EXCERPTED RECORDS:
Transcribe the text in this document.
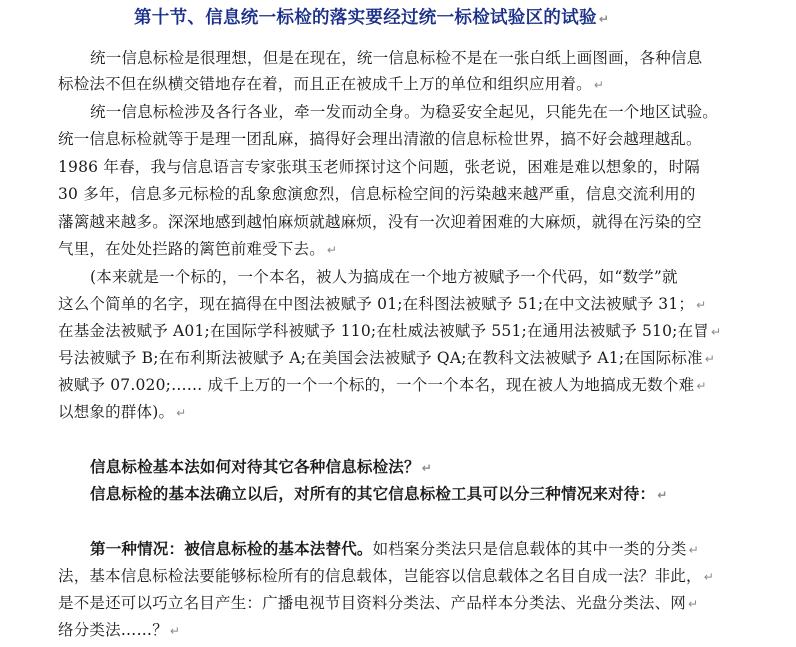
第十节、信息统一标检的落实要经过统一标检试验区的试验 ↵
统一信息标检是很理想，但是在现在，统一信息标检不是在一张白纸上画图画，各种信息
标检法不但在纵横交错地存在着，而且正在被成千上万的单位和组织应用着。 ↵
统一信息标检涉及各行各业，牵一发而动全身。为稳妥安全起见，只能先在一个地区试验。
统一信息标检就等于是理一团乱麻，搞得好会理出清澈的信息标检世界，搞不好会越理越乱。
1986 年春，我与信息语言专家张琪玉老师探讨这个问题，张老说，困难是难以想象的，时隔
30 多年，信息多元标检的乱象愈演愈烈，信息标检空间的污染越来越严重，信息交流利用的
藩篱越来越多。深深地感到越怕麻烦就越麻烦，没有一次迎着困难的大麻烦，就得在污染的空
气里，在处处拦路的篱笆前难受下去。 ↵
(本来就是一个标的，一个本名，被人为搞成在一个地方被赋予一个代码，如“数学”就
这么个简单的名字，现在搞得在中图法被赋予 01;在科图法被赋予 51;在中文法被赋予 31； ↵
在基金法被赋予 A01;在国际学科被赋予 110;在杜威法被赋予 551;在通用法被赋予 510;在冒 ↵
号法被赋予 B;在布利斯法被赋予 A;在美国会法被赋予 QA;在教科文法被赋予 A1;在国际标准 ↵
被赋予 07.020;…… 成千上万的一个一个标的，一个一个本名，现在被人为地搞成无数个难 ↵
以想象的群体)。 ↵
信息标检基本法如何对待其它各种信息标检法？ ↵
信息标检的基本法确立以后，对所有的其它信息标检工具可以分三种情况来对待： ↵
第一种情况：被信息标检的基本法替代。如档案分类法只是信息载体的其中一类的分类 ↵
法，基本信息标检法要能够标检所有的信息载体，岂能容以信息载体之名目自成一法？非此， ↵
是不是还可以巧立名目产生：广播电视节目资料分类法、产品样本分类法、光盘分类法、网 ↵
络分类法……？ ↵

EXERCISE TASK: Verbatim reproduction of every record is required; images are left out.

ANSWER IN FULL:
Transcribe the text in this document.
第十节、信息统一标检的落实要经过统一标检试验区的试验 ↵
统一信息标检是很理想，但是在现在，统一信息标检不是在一张白纸上画图画，各种信息
标检法不但在纵横交错地存在着，而且正在被成千上万的单位和组织应用着。 ↵
统一信息标检涉及各行各业，牵一发而动全身。为稳妥安全起见，只能先在一个地区试验。
统一信息标检就等于是理一团乱麻，搞得好会理出清澈的信息标检世界，搞不好会越理越乱。
1986 年春，我与信息语言专家张琪玉老师探讨这个问题，张老说，困难是难以想象的，时隔
30 多年，信息多元标检的乱象愈演愈烈，信息标检空间的污染越来越严重，信息交流利用的
藩篱越来越多。深深地感到越怕麻烦就越麻烦，没有一次迎着困难的大麻烦，就得在污染的空
气里，在处处拦路的篱笆前难受下去。 ↵
(本来就是一个标的，一个本名，被人为搞成在一个地方被赋予一个代码，如“数学”就
这么个简单的名字，现在搞得在中图法被赋予 01;在科图法被赋予 51;在中文法被赋予 31； ↵
在基金法被赋予 A01;在国际学科被赋予 110;在杜威法被赋予 551;在通用法被赋予 510;在冒 ↵
号法被赋予 B;在布利斯法被赋予 A;在美国会法被赋予 QA;在教科文法被赋予 A1;在国际标准 ↵
被赋予 07.020;…… 成千上万的一个一个标的，一个一个本名，现在被人为地搞成无数个难 ↵
以想象的群体)。 ↵
信息标检基本法如何对待其它各种信息标检法？ ↵
信息标检的基本法确立以后，对所有的其它信息标检工具可以分三种情况来对待： ↵
第一种情况：被信息标检的基本法替代。如档案分类法只是信息载体的其中一类的分类 ↵
法，基本信息标检法要能够标检所有的信息载体，岂能容以信息载体之名目自成一法？非此， ↵
是不是还可以巧立名目产生：广播电视节目资料分类法、产品样本分类法、光盘分类法、网 ↵
络分类法……？ ↵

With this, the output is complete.